• **CHALLENGE**: Select and reproduce each line of the listing below that bears the string "alongside".

======== EXERCISE DATA ========

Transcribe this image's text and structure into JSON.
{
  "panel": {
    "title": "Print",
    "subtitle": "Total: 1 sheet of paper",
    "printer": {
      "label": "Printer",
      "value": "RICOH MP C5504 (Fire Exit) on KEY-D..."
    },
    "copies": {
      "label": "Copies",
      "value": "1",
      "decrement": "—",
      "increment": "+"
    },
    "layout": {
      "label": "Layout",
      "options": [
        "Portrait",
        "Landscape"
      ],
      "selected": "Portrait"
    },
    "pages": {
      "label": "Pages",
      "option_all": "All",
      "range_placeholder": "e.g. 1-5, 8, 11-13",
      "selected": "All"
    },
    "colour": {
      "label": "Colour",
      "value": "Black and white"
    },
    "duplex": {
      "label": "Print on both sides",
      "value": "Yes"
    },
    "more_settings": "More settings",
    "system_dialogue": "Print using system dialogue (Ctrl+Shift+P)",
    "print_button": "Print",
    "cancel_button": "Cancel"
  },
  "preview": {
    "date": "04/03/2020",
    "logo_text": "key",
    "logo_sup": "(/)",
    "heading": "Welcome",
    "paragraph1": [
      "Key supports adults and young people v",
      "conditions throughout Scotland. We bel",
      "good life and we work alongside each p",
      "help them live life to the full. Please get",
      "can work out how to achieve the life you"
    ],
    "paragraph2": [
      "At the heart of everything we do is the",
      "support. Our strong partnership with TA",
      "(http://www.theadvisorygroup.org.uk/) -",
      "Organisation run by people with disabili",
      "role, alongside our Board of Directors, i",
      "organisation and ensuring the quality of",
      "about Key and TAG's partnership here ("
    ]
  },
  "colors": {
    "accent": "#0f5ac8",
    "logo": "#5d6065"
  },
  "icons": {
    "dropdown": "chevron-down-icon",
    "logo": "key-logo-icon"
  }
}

========
======== EXERCISE DATA ========

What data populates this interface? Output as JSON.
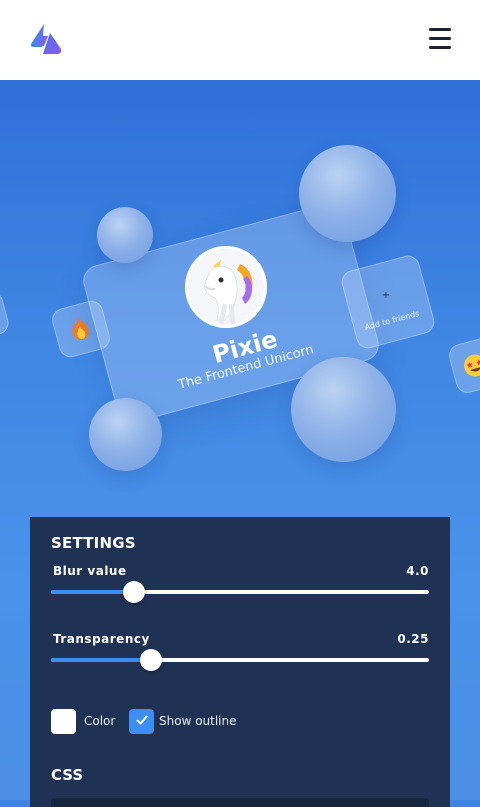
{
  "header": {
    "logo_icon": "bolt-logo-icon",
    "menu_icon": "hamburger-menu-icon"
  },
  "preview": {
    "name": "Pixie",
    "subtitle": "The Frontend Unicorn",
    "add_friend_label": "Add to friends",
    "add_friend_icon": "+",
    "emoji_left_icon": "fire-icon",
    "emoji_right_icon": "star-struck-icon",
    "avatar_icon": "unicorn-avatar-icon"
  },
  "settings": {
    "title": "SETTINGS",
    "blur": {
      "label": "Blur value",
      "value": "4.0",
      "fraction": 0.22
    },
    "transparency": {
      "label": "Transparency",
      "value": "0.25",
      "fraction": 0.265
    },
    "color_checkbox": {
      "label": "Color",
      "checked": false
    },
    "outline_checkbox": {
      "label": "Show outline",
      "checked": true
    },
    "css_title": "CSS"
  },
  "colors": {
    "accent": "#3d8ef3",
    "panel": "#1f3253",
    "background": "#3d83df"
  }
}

========
======== EXERCISE DATA ========

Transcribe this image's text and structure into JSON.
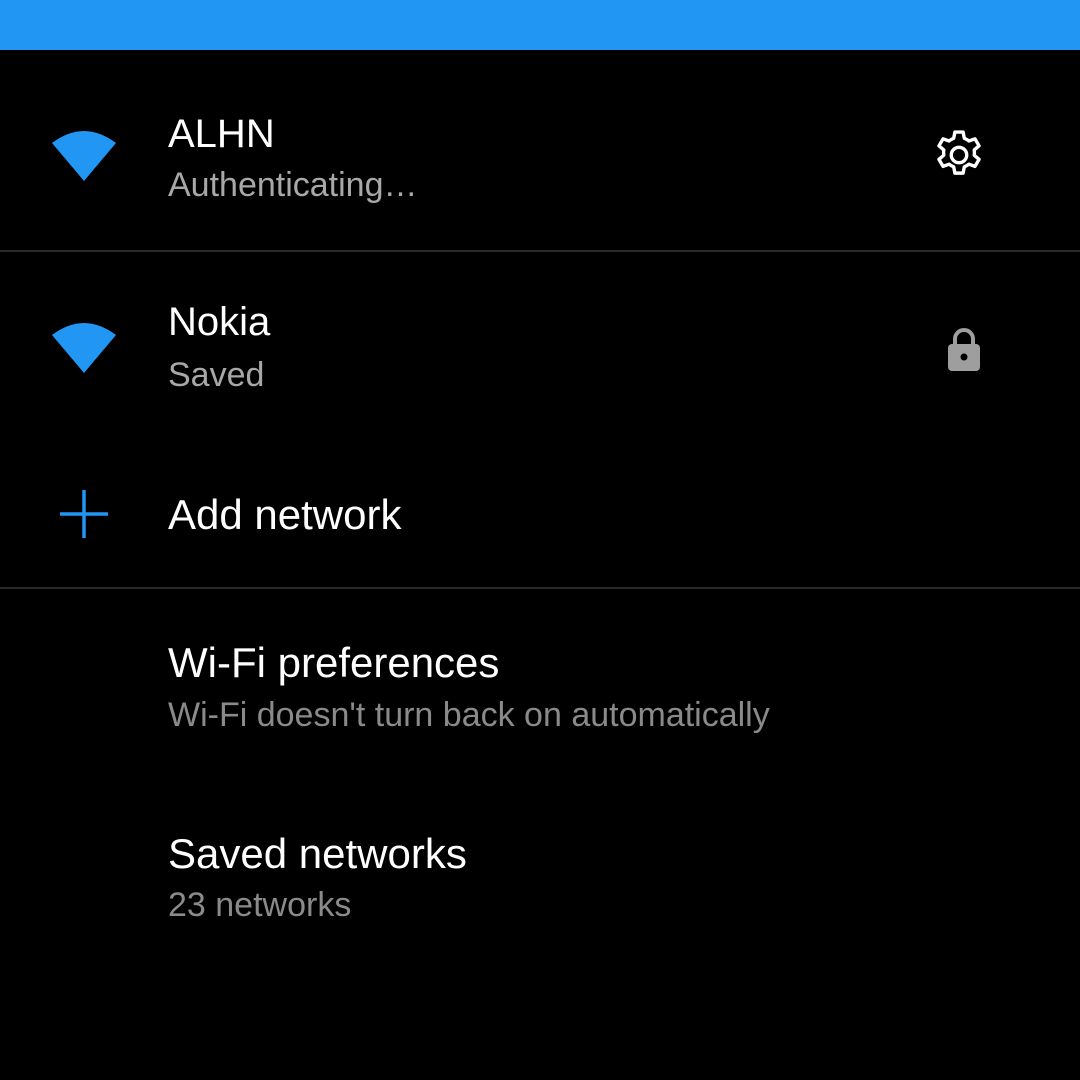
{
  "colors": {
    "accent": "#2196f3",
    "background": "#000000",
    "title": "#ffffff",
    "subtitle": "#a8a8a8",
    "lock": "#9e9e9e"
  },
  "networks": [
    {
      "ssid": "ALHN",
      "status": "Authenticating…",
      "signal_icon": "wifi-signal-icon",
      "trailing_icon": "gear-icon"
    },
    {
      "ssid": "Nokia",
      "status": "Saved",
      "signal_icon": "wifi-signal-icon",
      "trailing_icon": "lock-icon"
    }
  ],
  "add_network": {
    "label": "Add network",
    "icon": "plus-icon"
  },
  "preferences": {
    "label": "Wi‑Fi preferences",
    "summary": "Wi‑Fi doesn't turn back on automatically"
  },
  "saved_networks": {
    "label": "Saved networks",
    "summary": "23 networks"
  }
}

========

• **ANSWER TO THE EXERCISE**:
      "good life and we work alongside each p",
      "role, alongside our Board of Directors, i",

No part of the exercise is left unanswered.